■ Exercise instructions ■
Print the entries below word for word; the pictures stay out of your copy.

* * * *

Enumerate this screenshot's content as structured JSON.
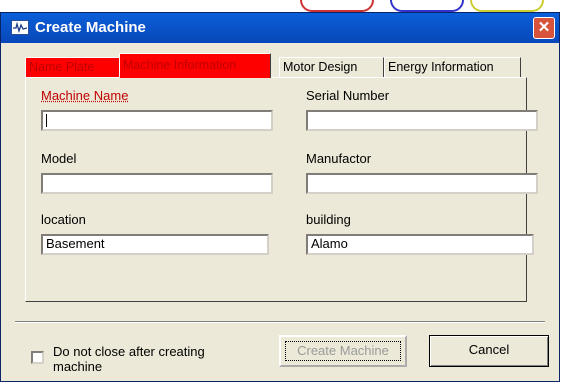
{
  "window": {
    "title": "Create Machine",
    "close_symbol": "✕"
  },
  "tabs": [
    {
      "label": "Name Plate",
      "highlight": "red"
    },
    {
      "label": "Machine Information",
      "highlight": "red",
      "active": true
    },
    {
      "label": "Motor Design"
    },
    {
      "label": "Energy Information"
    }
  ],
  "form": {
    "machine_name": {
      "label": "Machine Name",
      "value": ""
    },
    "serial_number": {
      "label": "Serial Number",
      "value": ""
    },
    "model": {
      "label": "Model",
      "value": ""
    },
    "manufactor": {
      "label": "Manufactor",
      "value": ""
    },
    "location": {
      "label": "location",
      "value": "Basement"
    },
    "building": {
      "label": "building",
      "value": "Alamo"
    }
  },
  "footer": {
    "checkbox_label": "Do not close after creating machine",
    "checkbox_checked": false,
    "create_button": "Create Machine",
    "cancel_button": "Cancel"
  },
  "colors": {
    "title_bar": "#0a5fd9",
    "tab_highlight": "#ff0000",
    "label_highlight": "#c00000",
    "close_button": "#d8533c"
  },
  "icons": {
    "window_icon": "waveform-icon",
    "close_icon": "close-icon"
  }
}
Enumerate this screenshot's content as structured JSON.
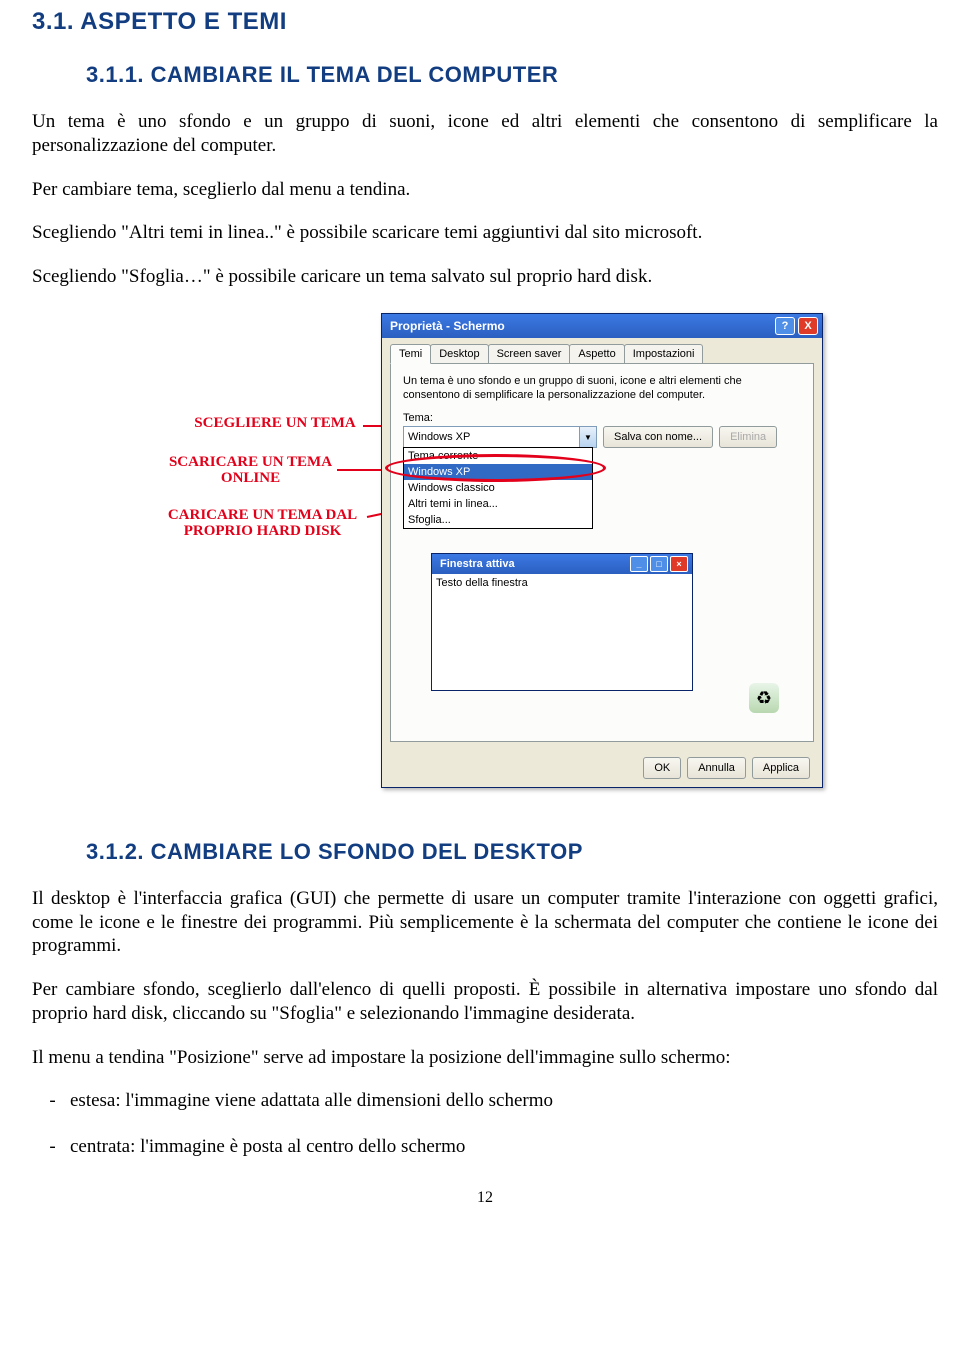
{
  "headings": {
    "h1": "3.1.  ASPETTO E TEMI",
    "h2a": "3.1.1.  CAMBIARE IL TEMA DEL COMPUTER",
    "h2b": "3.1.2.  CAMBIARE LO SFONDO DEL DESKTOP"
  },
  "paragraphs": {
    "p1": "Un tema è uno sfondo e un gruppo di suoni, icone ed altri elementi che consentono di semplificare la personalizzazione del computer.",
    "p2": "Per cambiare tema, sceglierlo dal menu a tendina.",
    "p3": "Scegliendo \"Altri temi in linea..\" è possibile scaricare temi aggiuntivi dal sito microsoft.",
    "p4": "Scegliendo \"Sfoglia…\" è possibile caricare un tema salvato sul proprio hard disk.",
    "p5": "Il desktop è l'interfaccia grafica (GUI) che permette di usare un computer tramite l'interazione con oggetti grafici, come le icone e le finestre dei programmi. Più semplicemente è la schermata del computer che contiene le icone dei programmi.",
    "p6": "Per cambiare sfondo, sceglierlo dall'elenco di quelli proposti. È possibile in alternativa impostare uno sfondo dal proprio hard disk, cliccando su \"Sfoglia\" e selezionando l'immagine desiderata.",
    "p7": "Il menu a tendina \"Posizione\" serve ad impostare la posizione dell'immagine sullo schermo:",
    "li1": "estesa: l'immagine viene adattata alle dimensioni dello schermo",
    "li2": "centrata: l'immagine è posta al centro dello schermo"
  },
  "annot": {
    "a1": "SCEGLIERE UN TEMA",
    "a2": "SCARICARE UN TEMA ONLINE",
    "a3": "CARICARE UN TEMA DAL PROPRIO HARD DISK"
  },
  "dialog": {
    "title": "Proprietà - Schermo",
    "help": "?",
    "close": "X",
    "tabs": [
      "Temi",
      "Desktop",
      "Screen saver",
      "Aspetto",
      "Impostazioni"
    ],
    "desc": "Un tema è uno sfondo e un gruppo di suoni, icone e altri elementi che consentono di semplificare la personalizzazione del computer.",
    "tema_label": "Tema:",
    "combo_value": "Windows XP",
    "btn_salva": "Salva con nome...",
    "btn_elimina": "Elimina",
    "dropdown": [
      "Tema corrente",
      "Windows XP",
      "Windows classico",
      "Altri temi in linea...",
      "Sfoglia..."
    ],
    "mini_title": "Finestra attiva",
    "mini_text": "Testo della finestra",
    "btn_ok": "OK",
    "btn_annulla": "Annulla",
    "btn_applica": "Applica"
  },
  "page_num": "12"
}
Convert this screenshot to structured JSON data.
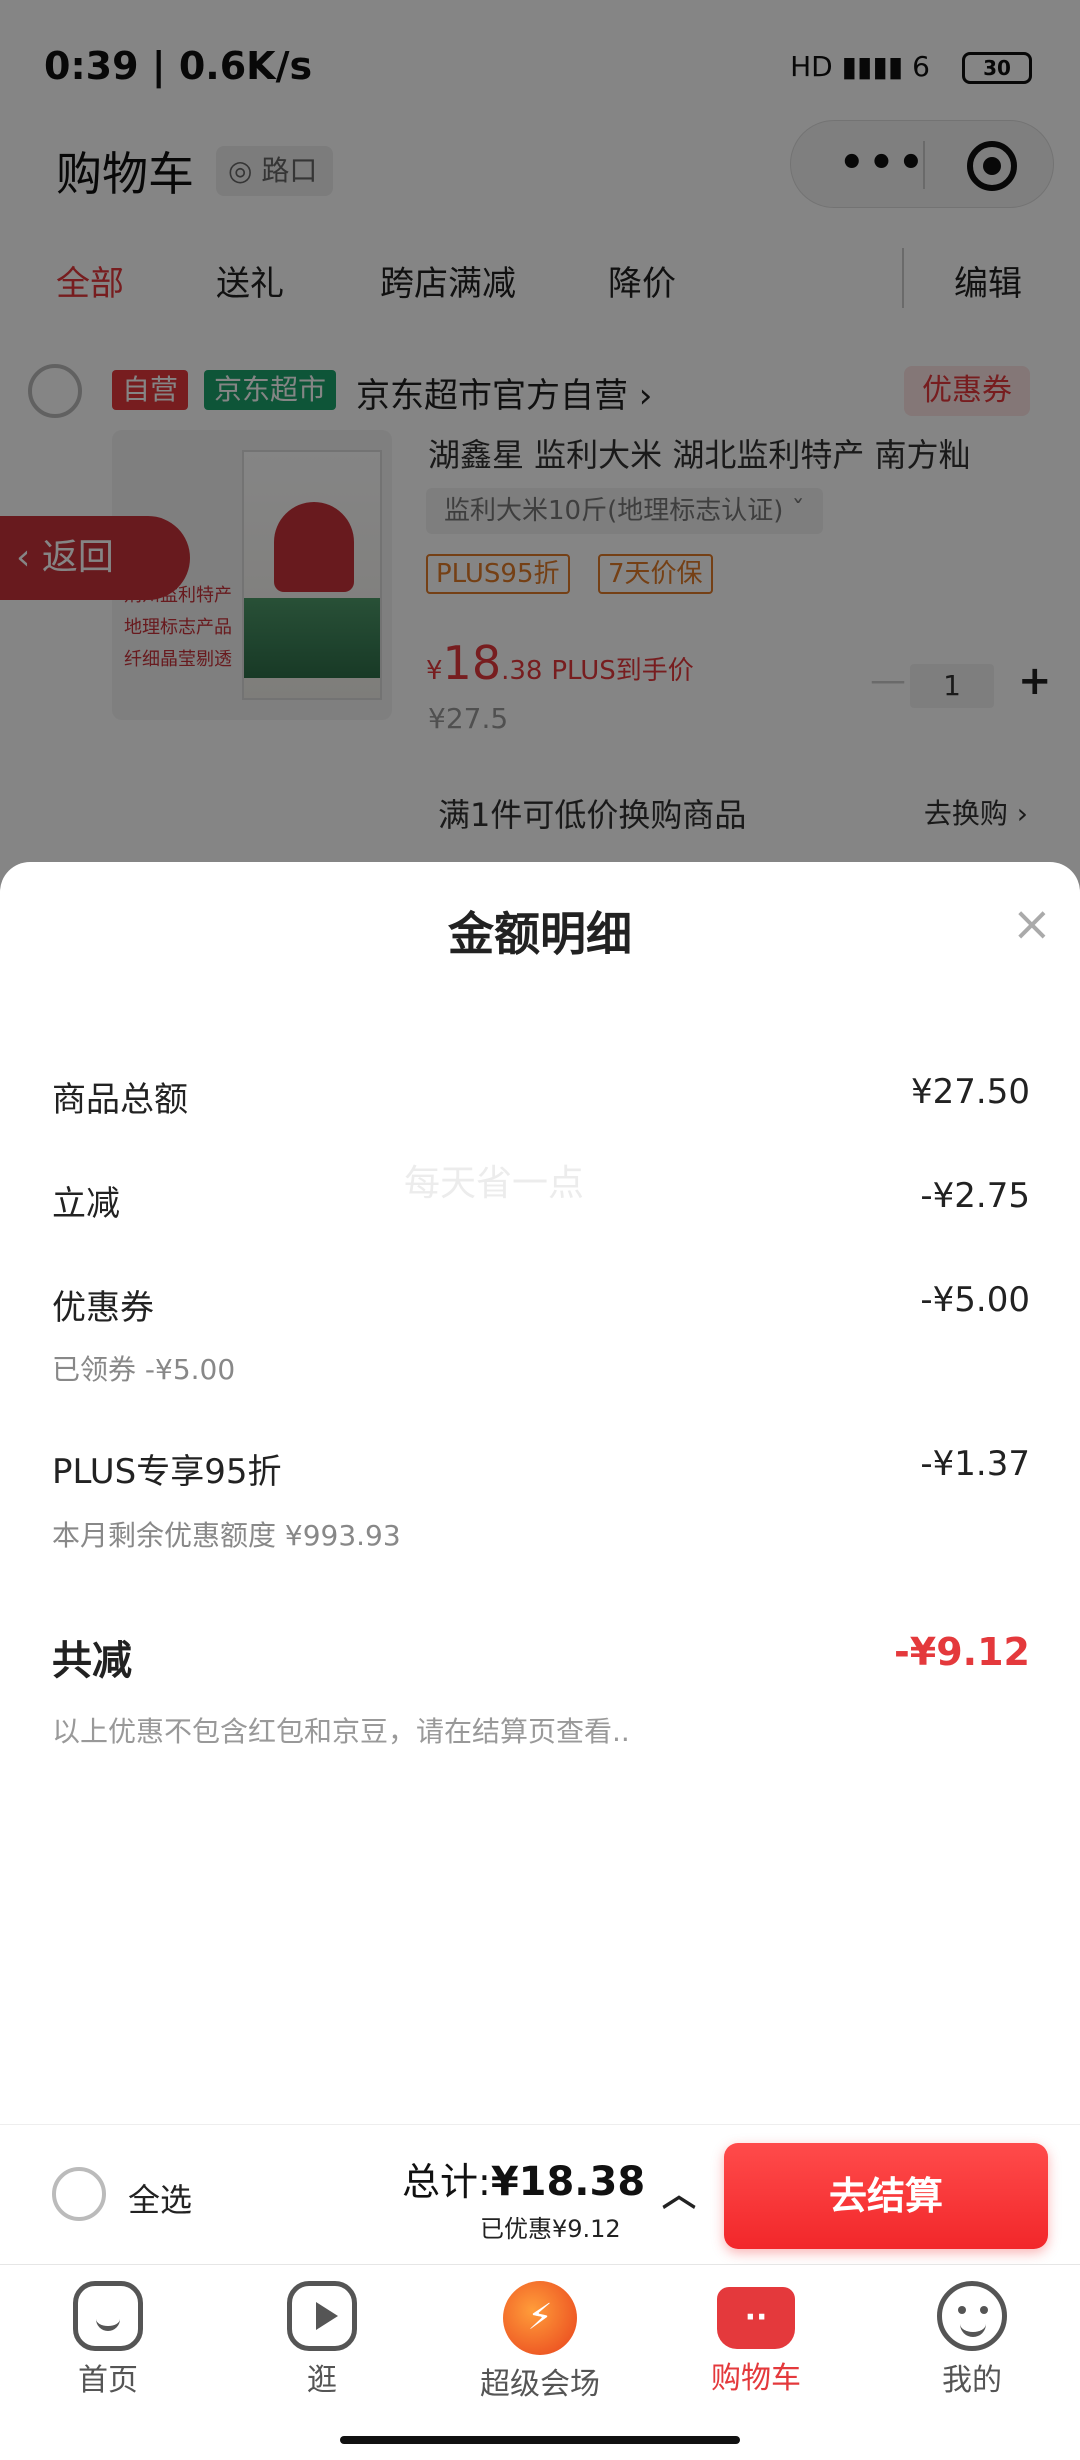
{
  "status_bar": {
    "time": "0:39 | 0.6K/s",
    "signal": "HD ▮▮▮▮ 6",
    "battery": "30"
  },
  "header": {
    "title": "购物车",
    "location": "路口"
  },
  "tabs": [
    {
      "label": "全部",
      "active": true
    },
    {
      "label": "送礼"
    },
    {
      "label": "跨店满减"
    },
    {
      "label": "降价"
    },
    {
      "label": "编辑"
    }
  ],
  "shop": {
    "tag_self": "自营",
    "tag_supermarket": "京东超市",
    "name": "京东超市官方自营 ›",
    "coupon": "优惠券"
  },
  "product": {
    "name": "湖鑫星 监利大米 湖北监利特产 南方籼",
    "spec": "监利大米10斤(地理标志认证) ˇ",
    "tags": [
      "PLUS95折",
      "7天价保"
    ],
    "image_text": [
      "荆州监利特产",
      "地理标志产品",
      "纤细晶莹剔透"
    ],
    "price_symbol": "¥",
    "price_int": "18",
    "price_dec": ".38",
    "price_note": "PLUS到手价",
    "original_price": "¥27.5",
    "quantity": "1",
    "swap_text": "满1件可低价换购商品",
    "swap_link": "去换购 ›"
  },
  "back_button": "返回",
  "sheet": {
    "title": "金额明细",
    "watermark": "每天省一点",
    "rows": [
      {
        "label": "商品总额",
        "value": "¥27.50"
      },
      {
        "label": "立减",
        "value": "-¥2.75"
      },
      {
        "label": "优惠券",
        "value": "-¥5.00",
        "sub": "已领券 -¥5.00"
      },
      {
        "label": "PLUS专享95折",
        "value": "-¥1.37",
        "sub": "本月剩余优惠额度 ¥993.93"
      }
    ],
    "total_label": "共减",
    "total_value": "-¥9.12",
    "note": "以上优惠不包含红包和京豆，请在结算页查看.."
  },
  "checkout": {
    "select_all": "全选",
    "total_label": "总计:",
    "total_value": "¥18.38",
    "saved": "已优惠¥9.12",
    "pay_button": "去结算"
  },
  "tabbar": [
    {
      "label": "首页",
      "icon": "home-icon"
    },
    {
      "label": "逛",
      "icon": "play-icon"
    },
    {
      "label": "超级会场",
      "icon": "super-venue-icon"
    },
    {
      "label": "购物车",
      "icon": "cart-icon",
      "active": true
    },
    {
      "label": "我的",
      "icon": "smile-icon"
    }
  ],
  "colors": {
    "accent": "#e4393c",
    "supermarket_green": "#1ca36b",
    "plus_orange": "#e07b2a"
  }
}
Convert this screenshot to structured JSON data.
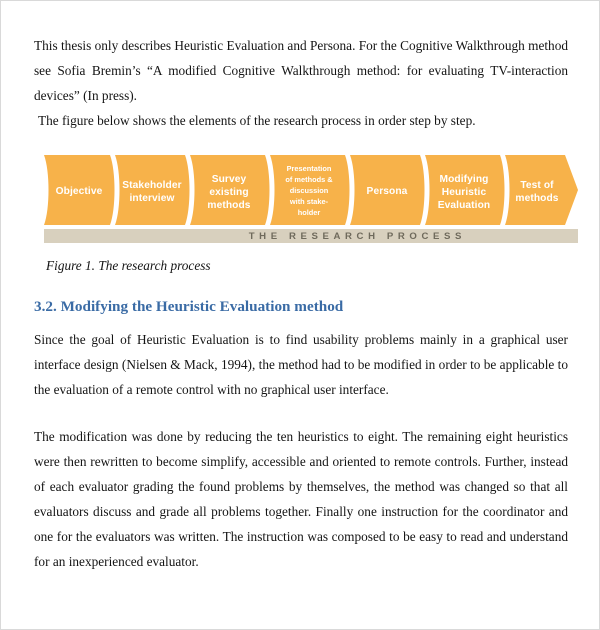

* * * *

■ Final result ■
Enumerate this screenshot's content as structured JSON.
{
  "window": {
    "title": "Create Machine",
    "close_symbol": "✕"
  },
  "tabs": [
    {
      "label": "Name Plate",
      "highlight": "red"
    },
    {
      "label": "Machine Information",
      "highlight": "red",
      "active": true
    },
    {
      "label": "Motor Design"
    },
    {
      "label": "Energy Information"
    }
  ],
  "form": {
    "machine_name": {
      "label": "Machine Name",
      "value": ""
    },
    "serial_number": {
      "label": "Serial Number",
      "value": ""
    },
    "model": {
      "label": "Model",
      "value": ""
    },
    "manufactor": {
      "label": "Manufactor",
      "value": ""
    },
    "location": {
      "label": "location",
      "value": "Basement"
    },
    "building": {
      "label": "building",
      "value": "Alamo"
    }
  },
  "footer": {
    "checkbox_label": "Do not close after creating machine",
    "checkbox_checked": false,
    "create_button": "Create Machine",
    "cancel_button": "Cancel"
  },
  "colors": {
    "title_bar": "#0a5fd9",
    "tab_highlight": "#ff0000",
    "label_highlight": "#c00000",
    "close_button": "#d8533c"
  },
  "icons": {
    "window_icon": "waveform-icon",
    "close_icon": "close-icon"
  }
}
Enumerate this screenshot's content as structured JSON.
{
  "headings": {
    "h1": "3.1.  ASPETTO E TEMI",
    "h2a": "3.1.1.  CAMBIARE IL TEMA DEL COMPUTER",
    "h2b": "3.1.2.  CAMBIARE LO SFONDO DEL DESKTOP"
  },
  "paragraphs": {
    "p1": "Un tema è uno sfondo e un gruppo di suoni, icone ed altri elementi che consentono di semplificare la personalizzazione del computer.",
    "p2": "Per cambiare tema, sceglierlo dal menu a tendina.",
    "p3": "Scegliendo \"Altri temi in linea..\" è possibile scaricare temi aggiuntivi dal sito microsoft.",
    "p4": "Scegliendo \"Sfoglia…\" è possibile caricare un tema salvato sul proprio hard disk.",
    "p5": "Il desktop è l'interfaccia grafica (GUI) che permette di usare un computer tramite l'interazione con oggetti grafici, come le icone e le finestre dei programmi. Più semplicemente è la schermata del computer che contiene le icone dei programmi.",
    "p6": "Per cambiare sfondo, sceglierlo dall'elenco di quelli proposti. È possibile in alternativa impostare uno sfondo dal proprio hard disk, cliccando su \"Sfoglia\" e selezionando l'immagine desiderata.",
    "p7": "Il menu a tendina \"Posizione\" serve ad impostare la posizione dell'immagine sullo schermo:",
    "li1": "estesa: l'immagine viene adattata alle dimensioni dello schermo",
    "li2": "centrata: l'immagine è posta al centro dello schermo"
  },
  "annot": {
    "a1": "SCEGLIERE UN TEMA",
    "a2": "SCARICARE UN TEMA ONLINE",
    "a3": "CARICARE UN TEMA DAL PROPRIO HARD DISK"
  },
  "dialog": {
    "title": "Proprietà - Schermo",
    "help": "?",
    "close": "X",
    "tabs": [
      "Temi",
      "Desktop",
      "Screen saver",
      "Aspetto",
      "Impostazioni"
    ],
    "desc": "Un tema è uno sfondo e un gruppo di suoni, icone e altri elementi che consentono di semplificare la personalizzazione del computer.",
    "tema_label": "Tema:",
    "combo_value": "Windows XP",
    "btn_salva": "Salva con nome...",
    "btn_elimina": "Elimina",
    "dropdown": [
      "Tema corrente",
      "Windows XP",
      "Windows classico",
      "Altri temi in linea...",
      "Sfoglia..."
    ],
    "mini_title": "Finestra attiva",
    "mini_text": "Testo della finestra",
    "btn_ok": "OK",
    "btn_annulla": "Annulla",
    "btn_applica": "Applica"
  },
  "page_num": "12"
}
Convert this screenshot to structured JSON data.
{
  "status_bar": {
    "time": "0:39 | 0.6K/s",
    "signal": "HD ▮▮▮▮ 6",
    "battery": "30"
  },
  "header": {
    "title": "购物车",
    "location": "路口"
  },
  "tabs": [
    {
      "label": "全部",
      "active": true
    },
    {
      "label": "送礼"
    },
    {
      "label": "跨店满减"
    },
    {
      "label": "降价"
    },
    {
      "label": "编辑"
    }
  ],
  "shop": {
    "tag_self": "自营",
    "tag_supermarket": "京东超市",
    "name": "京东超市官方自营 ›",
    "coupon": "优惠券"
  },
  "product": {
    "name": "湖鑫星 监利大米 湖北监利特产 南方籼",
    "spec": "监利大米10斤(地理标志认证) ˇ",
    "tags": [
      "PLUS95折",
      "7天价保"
    ],
    "image_text": [
      "荆州监利特产",
      "地理标志产品",
      "纤细晶莹剔透"
    ],
    "price_symbol": "¥",
    "price_int": "18",
    "price_dec": ".38",
    "price_note": "PLUS到手价",
    "original_price": "¥27.5",
    "quantity": "1",
    "swap_text": "满1件可低价换购商品",
    "swap_link": "去换购 ›"
  },
  "back_button": "返回",
  "sheet": {
    "title": "金额明细",
    "watermark": "每天省一点",
    "rows": [
      {
        "label": "商品总额",
        "value": "¥27.50"
      },
      {
        "label": "立减",
        "value": "-¥2.75"
      },
      {
        "label": "优惠券",
        "value": "-¥5.00",
        "sub": "已领券 -¥5.00"
      },
      {
        "label": "PLUS专享95折",
        "value": "-¥1.37",
        "sub": "本月剩余优惠额度 ¥993.93"
      }
    ],
    "total_label": "共减",
    "total_value": "-¥9.12",
    "note": "以上优惠不包含红包和京豆，请在结算页查看.."
  },
  "checkout": {
    "select_all": "全选",
    "total_label": "总计:",
    "total_value": "¥18.38",
    "saved": "已优惠¥9.12",
    "pay_button": "去结算"
  },
  "tabbar": [
    {
      "label": "首页",
      "icon": "home-icon"
    },
    {
      "label": "逛",
      "icon": "play-icon"
    },
    {
      "label": "超级会场",
      "icon": "super-venue-icon"
    },
    {
      "label": "购物车",
      "icon": "cart-icon",
      "active": true
    },
    {
      "label": "我的",
      "icon": "smile-icon"
    }
  ],
  "colors": {
    "accent": "#e4393c",
    "supermarket_green": "#1ca36b",
    "plus_orange": "#e07b2a"
  }
}
Convert this screenshot to structured JSON data.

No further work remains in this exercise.